[Set problem]
Print the data exactly as it is given, please.

[Listed records]
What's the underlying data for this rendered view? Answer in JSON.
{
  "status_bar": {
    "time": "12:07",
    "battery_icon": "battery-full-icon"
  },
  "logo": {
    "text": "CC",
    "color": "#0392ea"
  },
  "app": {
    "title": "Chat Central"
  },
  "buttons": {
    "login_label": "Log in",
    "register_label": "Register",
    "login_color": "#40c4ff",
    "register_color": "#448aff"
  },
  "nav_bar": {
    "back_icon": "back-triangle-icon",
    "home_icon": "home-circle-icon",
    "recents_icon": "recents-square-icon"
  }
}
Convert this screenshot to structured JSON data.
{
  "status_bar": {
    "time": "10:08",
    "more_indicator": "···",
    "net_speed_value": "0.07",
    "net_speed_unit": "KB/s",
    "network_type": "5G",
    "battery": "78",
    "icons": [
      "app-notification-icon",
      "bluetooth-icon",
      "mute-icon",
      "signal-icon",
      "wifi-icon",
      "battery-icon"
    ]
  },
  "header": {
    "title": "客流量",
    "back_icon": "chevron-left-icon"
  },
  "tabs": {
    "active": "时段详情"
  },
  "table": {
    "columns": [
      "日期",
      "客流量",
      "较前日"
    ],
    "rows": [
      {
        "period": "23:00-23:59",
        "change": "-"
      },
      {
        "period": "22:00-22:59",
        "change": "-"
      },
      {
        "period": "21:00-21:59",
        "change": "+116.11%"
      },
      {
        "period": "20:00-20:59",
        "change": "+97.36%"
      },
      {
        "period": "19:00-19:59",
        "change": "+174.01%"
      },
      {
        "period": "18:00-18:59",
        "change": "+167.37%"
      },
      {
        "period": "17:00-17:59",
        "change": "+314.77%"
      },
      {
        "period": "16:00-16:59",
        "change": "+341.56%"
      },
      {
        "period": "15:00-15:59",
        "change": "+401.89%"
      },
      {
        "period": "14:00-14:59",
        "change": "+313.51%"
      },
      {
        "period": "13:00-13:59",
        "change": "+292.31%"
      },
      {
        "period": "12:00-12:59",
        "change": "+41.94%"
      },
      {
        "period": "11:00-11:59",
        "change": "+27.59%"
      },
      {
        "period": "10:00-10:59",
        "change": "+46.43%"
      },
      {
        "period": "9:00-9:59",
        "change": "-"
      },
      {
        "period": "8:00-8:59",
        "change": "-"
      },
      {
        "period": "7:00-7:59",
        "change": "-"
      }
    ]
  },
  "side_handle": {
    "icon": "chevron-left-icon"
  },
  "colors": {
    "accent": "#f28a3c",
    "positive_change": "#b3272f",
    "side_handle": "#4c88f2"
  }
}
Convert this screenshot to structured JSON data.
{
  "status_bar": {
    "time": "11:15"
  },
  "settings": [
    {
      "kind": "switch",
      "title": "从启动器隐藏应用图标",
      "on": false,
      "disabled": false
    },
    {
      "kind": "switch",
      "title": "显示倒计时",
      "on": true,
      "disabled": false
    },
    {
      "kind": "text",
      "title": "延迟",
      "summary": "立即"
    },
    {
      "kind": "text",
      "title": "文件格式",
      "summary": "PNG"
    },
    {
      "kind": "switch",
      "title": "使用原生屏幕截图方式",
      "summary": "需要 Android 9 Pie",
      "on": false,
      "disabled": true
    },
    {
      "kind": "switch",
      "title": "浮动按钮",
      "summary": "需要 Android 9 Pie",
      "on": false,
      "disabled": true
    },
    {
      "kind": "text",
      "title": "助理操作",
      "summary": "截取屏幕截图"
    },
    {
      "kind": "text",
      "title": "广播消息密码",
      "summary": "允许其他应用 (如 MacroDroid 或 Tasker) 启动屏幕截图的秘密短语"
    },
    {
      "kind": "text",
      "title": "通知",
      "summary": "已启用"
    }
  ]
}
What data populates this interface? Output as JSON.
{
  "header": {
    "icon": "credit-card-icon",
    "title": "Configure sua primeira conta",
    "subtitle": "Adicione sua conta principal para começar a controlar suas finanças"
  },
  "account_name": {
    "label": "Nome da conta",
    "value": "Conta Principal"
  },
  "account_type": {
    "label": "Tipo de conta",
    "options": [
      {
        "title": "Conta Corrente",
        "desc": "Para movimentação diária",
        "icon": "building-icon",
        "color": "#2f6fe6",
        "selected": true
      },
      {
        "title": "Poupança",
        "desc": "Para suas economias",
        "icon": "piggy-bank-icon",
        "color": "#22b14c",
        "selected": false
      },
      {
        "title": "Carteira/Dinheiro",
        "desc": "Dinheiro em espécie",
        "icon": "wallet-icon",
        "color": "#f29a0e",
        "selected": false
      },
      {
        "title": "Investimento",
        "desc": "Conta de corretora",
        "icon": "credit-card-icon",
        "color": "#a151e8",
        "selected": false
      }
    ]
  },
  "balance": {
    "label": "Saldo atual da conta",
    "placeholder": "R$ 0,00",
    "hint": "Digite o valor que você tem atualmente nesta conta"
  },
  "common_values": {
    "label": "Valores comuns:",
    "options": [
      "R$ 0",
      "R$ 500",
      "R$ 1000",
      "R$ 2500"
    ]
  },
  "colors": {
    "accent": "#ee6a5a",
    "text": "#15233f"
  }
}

[Solved problem]
What's the underlying data for this rendered view? Answer in JSON.
{
  "status_bar": {
    "time": "12:07",
    "battery_icon": "battery-full-icon"
  },
  "logo": {
    "text": "CC",
    "color": "#0392ea"
  },
  "app": {
    "title": "Chat Central"
  },
  "buttons": {
    "login_label": "Log in",
    "register_label": "Register",
    "login_color": "#40c4ff",
    "register_color": "#448aff"
  },
  "nav_bar": {
    "back_icon": "back-triangle-icon",
    "home_icon": "home-circle-icon",
    "recents_icon": "recents-square-icon"
  }
}
Convert this screenshot to structured JSON data.
{
  "status_bar": {
    "time": "10:08",
    "more_indicator": "···",
    "net_speed_value": "0.07",
    "net_speed_unit": "KB/s",
    "network_type": "5G",
    "battery": "78",
    "icons": [
      "app-notification-icon",
      "bluetooth-icon",
      "mute-icon",
      "signal-icon",
      "wifi-icon",
      "battery-icon"
    ]
  },
  "header": {
    "title": "客流量",
    "back_icon": "chevron-left-icon"
  },
  "tabs": {
    "active": "时段详情"
  },
  "table": {
    "columns": [
      "日期",
      "客流量",
      "较前日"
    ],
    "rows": [
      {
        "period": "23:00-23:59",
        "change": "-"
      },
      {
        "period": "22:00-22:59",
        "change": "-"
      },
      {
        "period": "21:00-21:59",
        "change": "+116.11%"
      },
      {
        "period": "20:00-20:59",
        "change": "+97.36%"
      },
      {
        "period": "19:00-19:59",
        "change": "+174.01%"
      },
      {
        "period": "18:00-18:59",
        "change": "+167.37%"
      },
      {
        "period": "17:00-17:59",
        "change": "+314.77%"
      },
      {
        "period": "16:00-16:59",
        "change": "+341.56%"
      },
      {
        "period": "15:00-15:59",
        "change": "+401.89%"
      },
      {
        "period": "14:00-14:59",
        "change": "+313.51%"
      },
      {
        "period": "13:00-13:59",
        "change": "+292.31%"
      },
      {
        "period": "12:00-12:59",
        "change": "+41.94%"
      },
      {
        "period": "11:00-11:59",
        "change": "+27.59%"
      },
      {
        "period": "10:00-10:59",
        "change": "+46.43%"
      },
      {
        "period": "9:00-9:59",
        "change": "-"
      },
      {
        "period": "8:00-8:59",
        "change": "-"
      },
      {
        "period": "7:00-7:59",
        "change": "-"
      }
    ]
  },
  "side_handle": {
    "icon": "chevron-left-icon"
  },
  "colors": {
    "accent": "#f28a3c",
    "positive_change": "#b3272f",
    "side_handle": "#4c88f2"
  }
}
Convert this screenshot to structured JSON data.
{
  "status_bar": {
    "time": "11:15"
  },
  "settings": [
    {
      "kind": "switch",
      "title": "从启动器隐藏应用图标",
      "on": false,
      "disabled": false
    },
    {
      "kind": "switch",
      "title": "显示倒计时",
      "on": true,
      "disabled": false
    },
    {
      "kind": "text",
      "title": "延迟",
      "summary": "立即"
    },
    {
      "kind": "text",
      "title": "文件格式",
      "summary": "PNG"
    },
    {
      "kind": "switch",
      "title": "使用原生屏幕截图方式",
      "summary": "需要 Android 9 Pie",
      "on": false,
      "disabled": true
    },
    {
      "kind": "switch",
      "title": "浮动按钮",
      "summary": "需要 Android 9 Pie",
      "on": false,
      "disabled": true
    },
    {
      "kind": "text",
      "title": "助理操作",
      "summary": "截取屏幕截图"
    },
    {
      "kind": "text",
      "title": "广播消息密码",
      "summary": "允许其他应用 (如 MacroDroid 或 Tasker) 启动屏幕截图的秘密短语"
    },
    {
      "kind": "text",
      "title": "通知",
      "summary": "已启用"
    }
  ]
}
What data populates this interface? Output as JSON.
{
  "header": {
    "icon": "credit-card-icon",
    "title": "Configure sua primeira conta",
    "subtitle": "Adicione sua conta principal para começar a controlar suas finanças"
  },
  "account_name": {
    "label": "Nome da conta",
    "value": "Conta Principal"
  },
  "account_type": {
    "label": "Tipo de conta",
    "options": [
      {
        "title": "Conta Corrente",
        "desc": "Para movimentação diária",
        "icon": "building-icon",
        "color": "#2f6fe6",
        "selected": true
      },
      {
        "title": "Poupança",
        "desc": "Para suas economias",
        "icon": "piggy-bank-icon",
        "color": "#22b14c",
        "selected": false
      },
      {
        "title": "Carteira/Dinheiro",
        "desc": "Dinheiro em espécie",
        "icon": "wallet-icon",
        "color": "#f29a0e",
        "selected": false
      },
      {
        "title": "Investimento",
        "desc": "Conta de corretora",
        "icon": "credit-card-icon",
        "color": "#a151e8",
        "selected": false
      }
    ]
  },
  "balance": {
    "label": "Saldo atual da conta",
    "placeholder": "R$ 0,00",
    "hint": "Digite o valor que você tem atualmente nesta conta"
  },
  "common_values": {
    "label": "Valores comuns:",
    "options": [
      "R$ 0",
      "R$ 500",
      "R$ 1000",
      "R$ 2500"
    ]
  },
  "colors": {
    "accent": "#ee6a5a",
    "text": "#15233f"
  }
}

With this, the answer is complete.